What you should do =
Find the lines containing the word "Mayor" and copy every one of them.

Records for the task =
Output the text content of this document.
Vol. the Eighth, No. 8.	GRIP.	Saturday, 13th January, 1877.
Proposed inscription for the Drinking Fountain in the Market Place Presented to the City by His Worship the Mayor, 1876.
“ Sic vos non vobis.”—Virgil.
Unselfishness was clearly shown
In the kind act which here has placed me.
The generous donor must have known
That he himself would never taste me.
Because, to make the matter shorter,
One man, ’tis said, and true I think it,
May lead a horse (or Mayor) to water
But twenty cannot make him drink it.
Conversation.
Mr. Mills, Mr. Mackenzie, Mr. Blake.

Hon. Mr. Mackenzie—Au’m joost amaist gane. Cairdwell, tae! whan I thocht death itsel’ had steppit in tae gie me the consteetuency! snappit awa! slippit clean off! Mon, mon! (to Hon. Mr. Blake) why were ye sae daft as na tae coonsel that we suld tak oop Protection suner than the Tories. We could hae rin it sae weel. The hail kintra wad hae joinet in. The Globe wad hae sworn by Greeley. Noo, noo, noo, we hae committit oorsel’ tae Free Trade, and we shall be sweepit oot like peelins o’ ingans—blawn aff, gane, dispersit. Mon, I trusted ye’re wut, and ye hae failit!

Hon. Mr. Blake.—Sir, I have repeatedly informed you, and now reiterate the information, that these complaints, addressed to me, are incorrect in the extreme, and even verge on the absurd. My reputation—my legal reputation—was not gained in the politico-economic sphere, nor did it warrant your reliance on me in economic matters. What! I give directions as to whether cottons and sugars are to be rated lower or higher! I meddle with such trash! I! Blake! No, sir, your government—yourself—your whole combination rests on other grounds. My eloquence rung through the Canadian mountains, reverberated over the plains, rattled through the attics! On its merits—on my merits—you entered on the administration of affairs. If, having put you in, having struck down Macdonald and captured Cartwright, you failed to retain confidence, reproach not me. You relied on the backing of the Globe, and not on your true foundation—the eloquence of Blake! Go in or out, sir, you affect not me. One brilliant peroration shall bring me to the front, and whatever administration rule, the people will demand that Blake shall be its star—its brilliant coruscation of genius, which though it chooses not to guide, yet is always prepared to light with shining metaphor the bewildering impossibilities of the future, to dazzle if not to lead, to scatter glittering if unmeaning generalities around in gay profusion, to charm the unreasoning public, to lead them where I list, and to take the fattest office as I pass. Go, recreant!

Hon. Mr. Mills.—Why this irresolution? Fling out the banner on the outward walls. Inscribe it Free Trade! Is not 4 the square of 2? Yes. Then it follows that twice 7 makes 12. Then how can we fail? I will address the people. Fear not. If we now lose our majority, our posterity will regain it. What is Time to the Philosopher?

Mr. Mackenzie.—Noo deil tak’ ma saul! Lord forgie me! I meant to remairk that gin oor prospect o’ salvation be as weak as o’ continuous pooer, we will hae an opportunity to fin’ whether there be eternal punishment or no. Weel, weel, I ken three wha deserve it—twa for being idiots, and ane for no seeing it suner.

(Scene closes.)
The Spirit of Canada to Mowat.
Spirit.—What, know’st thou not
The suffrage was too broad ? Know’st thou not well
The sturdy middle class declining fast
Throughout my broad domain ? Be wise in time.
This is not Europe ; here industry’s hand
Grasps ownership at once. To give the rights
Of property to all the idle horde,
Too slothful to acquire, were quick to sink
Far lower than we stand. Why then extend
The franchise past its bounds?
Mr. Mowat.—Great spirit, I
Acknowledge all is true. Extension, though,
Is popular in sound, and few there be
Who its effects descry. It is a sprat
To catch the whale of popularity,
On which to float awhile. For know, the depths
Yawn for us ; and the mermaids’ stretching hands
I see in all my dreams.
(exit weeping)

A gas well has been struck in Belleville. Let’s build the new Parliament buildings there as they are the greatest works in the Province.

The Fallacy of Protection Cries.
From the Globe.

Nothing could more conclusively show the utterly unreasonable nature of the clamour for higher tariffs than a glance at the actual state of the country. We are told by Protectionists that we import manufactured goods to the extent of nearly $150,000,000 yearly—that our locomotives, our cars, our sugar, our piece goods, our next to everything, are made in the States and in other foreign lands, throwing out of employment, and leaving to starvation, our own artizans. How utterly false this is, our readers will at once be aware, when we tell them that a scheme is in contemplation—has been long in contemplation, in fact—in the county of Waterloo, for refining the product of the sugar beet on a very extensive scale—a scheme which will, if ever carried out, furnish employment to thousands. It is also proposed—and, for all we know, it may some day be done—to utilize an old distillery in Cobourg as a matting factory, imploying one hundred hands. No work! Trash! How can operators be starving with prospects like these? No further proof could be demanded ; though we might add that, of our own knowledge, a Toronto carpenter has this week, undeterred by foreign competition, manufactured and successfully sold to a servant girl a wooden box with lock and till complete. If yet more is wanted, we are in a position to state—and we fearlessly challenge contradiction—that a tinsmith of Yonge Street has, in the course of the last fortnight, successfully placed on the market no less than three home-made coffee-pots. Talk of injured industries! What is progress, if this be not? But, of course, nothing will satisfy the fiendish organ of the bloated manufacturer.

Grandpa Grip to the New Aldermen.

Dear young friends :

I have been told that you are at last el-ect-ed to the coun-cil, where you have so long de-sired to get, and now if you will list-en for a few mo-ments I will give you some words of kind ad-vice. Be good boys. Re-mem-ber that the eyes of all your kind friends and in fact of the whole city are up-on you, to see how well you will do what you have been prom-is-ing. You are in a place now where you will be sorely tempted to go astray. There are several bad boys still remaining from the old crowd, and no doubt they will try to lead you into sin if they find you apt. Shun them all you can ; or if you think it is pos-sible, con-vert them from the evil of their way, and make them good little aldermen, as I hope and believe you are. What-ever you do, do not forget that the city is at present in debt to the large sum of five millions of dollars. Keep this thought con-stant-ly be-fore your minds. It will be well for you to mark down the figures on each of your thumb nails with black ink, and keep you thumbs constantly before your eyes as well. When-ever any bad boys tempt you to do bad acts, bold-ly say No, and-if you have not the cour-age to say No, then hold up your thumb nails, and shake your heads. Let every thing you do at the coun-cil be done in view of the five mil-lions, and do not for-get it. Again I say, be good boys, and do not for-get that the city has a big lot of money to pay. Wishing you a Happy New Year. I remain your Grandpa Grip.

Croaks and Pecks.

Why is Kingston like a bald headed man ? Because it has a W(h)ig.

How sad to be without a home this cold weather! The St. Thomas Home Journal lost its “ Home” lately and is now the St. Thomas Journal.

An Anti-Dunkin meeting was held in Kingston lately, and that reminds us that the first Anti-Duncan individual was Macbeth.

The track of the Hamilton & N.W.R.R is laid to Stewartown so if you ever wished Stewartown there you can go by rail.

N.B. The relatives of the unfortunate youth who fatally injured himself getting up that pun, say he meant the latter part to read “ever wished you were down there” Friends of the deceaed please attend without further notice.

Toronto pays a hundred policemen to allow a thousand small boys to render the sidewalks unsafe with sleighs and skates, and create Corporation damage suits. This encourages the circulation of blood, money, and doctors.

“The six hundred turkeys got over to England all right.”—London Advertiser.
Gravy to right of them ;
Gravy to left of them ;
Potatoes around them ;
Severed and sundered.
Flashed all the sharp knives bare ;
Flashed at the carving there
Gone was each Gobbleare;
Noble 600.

Written solution =
Proposed inscription for the Drinking Fountain in the Market Place Presented to the City by His Worship the Mayor, 1876.
May lead a horse (or Mayor) to water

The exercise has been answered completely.